DESCRIPTION OF THE TASK
Transcribe the records that follow, preserving every word.

EXERCISE DATA
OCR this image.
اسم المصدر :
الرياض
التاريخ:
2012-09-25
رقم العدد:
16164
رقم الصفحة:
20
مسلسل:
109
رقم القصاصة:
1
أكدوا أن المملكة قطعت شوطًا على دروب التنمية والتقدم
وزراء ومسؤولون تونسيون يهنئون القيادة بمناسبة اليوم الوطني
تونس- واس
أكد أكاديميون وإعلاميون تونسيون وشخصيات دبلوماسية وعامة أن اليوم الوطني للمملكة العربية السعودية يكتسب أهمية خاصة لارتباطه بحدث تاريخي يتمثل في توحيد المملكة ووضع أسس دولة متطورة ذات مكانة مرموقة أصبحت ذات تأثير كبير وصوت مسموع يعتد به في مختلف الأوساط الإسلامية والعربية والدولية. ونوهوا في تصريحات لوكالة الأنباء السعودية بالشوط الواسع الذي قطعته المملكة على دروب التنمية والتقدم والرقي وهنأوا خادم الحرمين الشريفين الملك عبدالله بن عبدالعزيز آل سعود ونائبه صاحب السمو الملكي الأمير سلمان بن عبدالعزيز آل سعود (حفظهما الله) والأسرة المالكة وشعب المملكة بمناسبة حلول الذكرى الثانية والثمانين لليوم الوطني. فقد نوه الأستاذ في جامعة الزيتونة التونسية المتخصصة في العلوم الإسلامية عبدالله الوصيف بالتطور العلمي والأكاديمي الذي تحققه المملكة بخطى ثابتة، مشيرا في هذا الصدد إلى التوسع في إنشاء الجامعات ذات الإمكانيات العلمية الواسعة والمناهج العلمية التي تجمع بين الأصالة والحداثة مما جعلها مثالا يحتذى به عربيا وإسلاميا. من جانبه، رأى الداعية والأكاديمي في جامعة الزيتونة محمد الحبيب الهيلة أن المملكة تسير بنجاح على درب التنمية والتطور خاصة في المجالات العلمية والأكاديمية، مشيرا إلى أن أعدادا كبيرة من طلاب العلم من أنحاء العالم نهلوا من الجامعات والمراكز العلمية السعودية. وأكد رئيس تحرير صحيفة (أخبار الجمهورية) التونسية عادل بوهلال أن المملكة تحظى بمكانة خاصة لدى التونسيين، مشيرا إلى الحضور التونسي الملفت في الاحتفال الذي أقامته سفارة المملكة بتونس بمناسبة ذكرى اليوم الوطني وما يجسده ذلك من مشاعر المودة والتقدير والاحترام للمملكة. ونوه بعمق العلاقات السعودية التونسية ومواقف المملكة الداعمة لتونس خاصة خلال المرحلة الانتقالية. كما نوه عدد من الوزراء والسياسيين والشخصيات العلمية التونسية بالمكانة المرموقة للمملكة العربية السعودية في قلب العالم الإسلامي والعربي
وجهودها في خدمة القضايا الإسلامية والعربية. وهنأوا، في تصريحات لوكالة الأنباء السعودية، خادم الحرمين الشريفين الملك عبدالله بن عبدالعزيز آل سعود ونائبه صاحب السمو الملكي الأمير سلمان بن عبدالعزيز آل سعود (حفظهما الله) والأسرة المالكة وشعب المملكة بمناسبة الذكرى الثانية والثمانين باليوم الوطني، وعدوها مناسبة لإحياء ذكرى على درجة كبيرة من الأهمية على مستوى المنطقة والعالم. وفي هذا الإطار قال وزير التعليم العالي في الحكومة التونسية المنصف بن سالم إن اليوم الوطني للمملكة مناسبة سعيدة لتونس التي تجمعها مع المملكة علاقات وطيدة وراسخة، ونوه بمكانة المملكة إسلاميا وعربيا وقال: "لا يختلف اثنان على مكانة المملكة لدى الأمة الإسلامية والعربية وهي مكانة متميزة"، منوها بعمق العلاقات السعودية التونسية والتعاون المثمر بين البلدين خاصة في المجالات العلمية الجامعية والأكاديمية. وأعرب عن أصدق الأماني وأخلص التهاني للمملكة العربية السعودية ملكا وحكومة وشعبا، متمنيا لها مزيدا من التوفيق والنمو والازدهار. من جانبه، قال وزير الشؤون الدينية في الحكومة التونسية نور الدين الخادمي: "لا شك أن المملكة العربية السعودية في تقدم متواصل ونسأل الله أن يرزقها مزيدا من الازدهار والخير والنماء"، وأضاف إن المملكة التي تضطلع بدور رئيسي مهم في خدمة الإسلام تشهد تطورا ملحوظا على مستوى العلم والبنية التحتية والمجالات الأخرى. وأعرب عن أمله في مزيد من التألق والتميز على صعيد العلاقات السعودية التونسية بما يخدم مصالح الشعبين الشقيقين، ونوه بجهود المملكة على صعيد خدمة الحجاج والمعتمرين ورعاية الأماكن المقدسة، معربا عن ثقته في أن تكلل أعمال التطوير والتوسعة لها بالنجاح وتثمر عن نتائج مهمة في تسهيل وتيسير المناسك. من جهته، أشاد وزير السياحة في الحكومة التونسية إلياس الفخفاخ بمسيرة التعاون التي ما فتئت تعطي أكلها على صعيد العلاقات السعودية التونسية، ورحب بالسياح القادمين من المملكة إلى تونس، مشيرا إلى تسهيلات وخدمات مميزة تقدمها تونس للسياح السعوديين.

RESPONSE BELOW
OCR this image.
اسم المصدر :
الرياض
التاريخ:
2012-09-25
رقم العدد:
16164
رقم الصفحة:
20
مسلسل:
109
رقم القصاصة:
1
أكدوا أن المملكة قطعت شوطًا على دروب التنمية والتقدم
وزراء ومسؤولون تونسيون يهنئون القيادة بمناسبة اليوم الوطني
تونس- واس
أكد أكاديميون وإعلاميون تونسيون وشخصيات دبلوماسية وعامة أن اليوم الوطني للمملكة العربية السعودية يكتسب أهمية خاصة لارتباطه بحدث تاريخي يتمثل في توحيد المملكة ووضع أسس دولة متطورة ذات مكانة مرموقة أصبحت ذات تأثير كبير وصوت مسموع يعتد به في مختلف الأوساط الإسلامية والعربية والدولية. ونوهوا في تصريحات لوكالة الأنباء السعودية بالشوط الواسع الذي قطعته المملكة على دروب التنمية والتقدم والرقي وهنأوا خادم الحرمين الشريفين الملك عبدالله بن عبدالعزيز آل سعود ونائبه صاحب السمو الملكي الأمير سلمان بن عبدالعزيز آل سعود (حفظهما الله) والأسرة المالكة وشعب المملكة بمناسبة حلول الذكرى الثانية والثمانين لليوم الوطني. فقد نوه الأستاذ في جامعة الزيتونة التونسية المتخصصة في العلوم الإسلامية عبدالله الوصيف بالتطور العلمي والأكاديمي الذي تحققه المملكة بخطى ثابتة، مشيرا في هذا الصدد إلى التوسع في إنشاء الجامعات ذات الإمكانيات العلمية الواسعة والمناهج العلمية التي تجمع بين الأصالة والحداثة مما جعلها مثالا يحتذى به عربيا وإسلاميا. من جانبه، رأى الداعية والأكاديمي في جامعة الزيتونة محمد الحبيب الهيلة أن المملكة تسير بنجاح على درب التنمية والتطور خاصة في المجالات العلمية والأكاديمية، مشيرا إلى أن أعدادا كبيرة من طلاب العلم من أنحاء العالم نهلوا من الجامعات والمراكز العلمية السعودية. وأكد رئيس تحرير صحيفة (أخبار الجمهورية) التونسية عادل بوهلال أن المملكة تحظى بمكانة خاصة لدى التونسيين، مشيرا إلى الحضور التونسي الملفت في الاحتفال الذي أقامته سفارة المملكة بتونس بمناسبة ذكرى اليوم الوطني وما يجسده ذلك من مشاعر المودة والتقدير والاحترام للمملكة. ونوه بعمق العلاقات السعودية التونسية ومواقف المملكة الداعمة لتونس خاصة خلال المرحلة الانتقالية. كما نوه عدد من الوزراء والسياسيين والشخصيات العلمية التونسية بالمكانة المرموقة للمملكة العربية السعودية في قلب العالم الإسلامي والعربي
وجهودها في خدمة القضايا الإسلامية والعربية. وهنأوا، في تصريحات لوكالة الأنباء السعودية، خادم الحرمين الشريفين الملك عبدالله بن عبدالعزيز آل سعود ونائبه صاحب السمو الملكي الأمير سلمان بن عبدالعزيز آل سعود (حفظهما الله) والأسرة المالكة وشعب المملكة بمناسبة الذكرى الثانية والثمانين باليوم الوطني، وعدوها مناسبة لإحياء ذكرى على درجة كبيرة من الأهمية على مستوى المنطقة والعالم. وفي هذا الإطار قال وزير التعليم العالي في الحكومة التونسية المنصف بن سالم إن اليوم الوطني للمملكة مناسبة سعيدة لتونس التي تجمعها مع المملكة علاقات وطيدة وراسخة، ونوه بمكانة المملكة إسلاميا وعربيا وقال: "لا يختلف اثنان على مكانة المملكة لدى الأمة الإسلامية والعربية وهي مكانة متميزة"، منوها بعمق العلاقات السعودية التونسية والتعاون المثمر بين البلدين خاصة في المجالات العلمية الجامعية والأكاديمية. وأعرب عن أصدق الأماني وأخلص التهاني للمملكة العربية السعودية ملكا وحكومة وشعبا، متمنيا لها مزيدا من التوفيق والنمو والازدهار. من جانبه، قال وزير الشؤون الدينية في الحكومة التونسية نور الدين الخادمي: "لا شك أن المملكة العربية السعودية في تقدم متواصل ونسأل الله أن يرزقها مزيدا من الازدهار والخير والنماء"، وأضاف إن المملكة التي تضطلع بدور رئيسي مهم في خدمة الإسلام تشهد تطورا ملحوظا على مستوى العلم والبنية التحتية والمجالات الأخرى. وأعرب عن أمله في مزيد من التألق والتميز على صعيد العلاقات السعودية التونسية بما يخدم مصالح الشعبين الشقيقين، ونوه بجهود المملكة على صعيد خدمة الحجاج والمعتمرين ورعاية الأماكن المقدسة، معربا عن ثقته في أن تكلل أعمال التطوير والتوسعة لها بالنجاح وتثمر عن نتائج مهمة في تسهيل وتيسير المناسك. من جهته، أشاد وزير السياحة في الحكومة التونسية إلياس الفخفاخ بمسيرة التعاون التي ما فتئت تعطي أكلها على صعيد العلاقات السعودية التونسية، ورحب بالسياح القادمين من المملكة إلى تونس، مشيرا إلى تسهيلات وخدمات مميزة تقدمها تونس للسياح السعوديين.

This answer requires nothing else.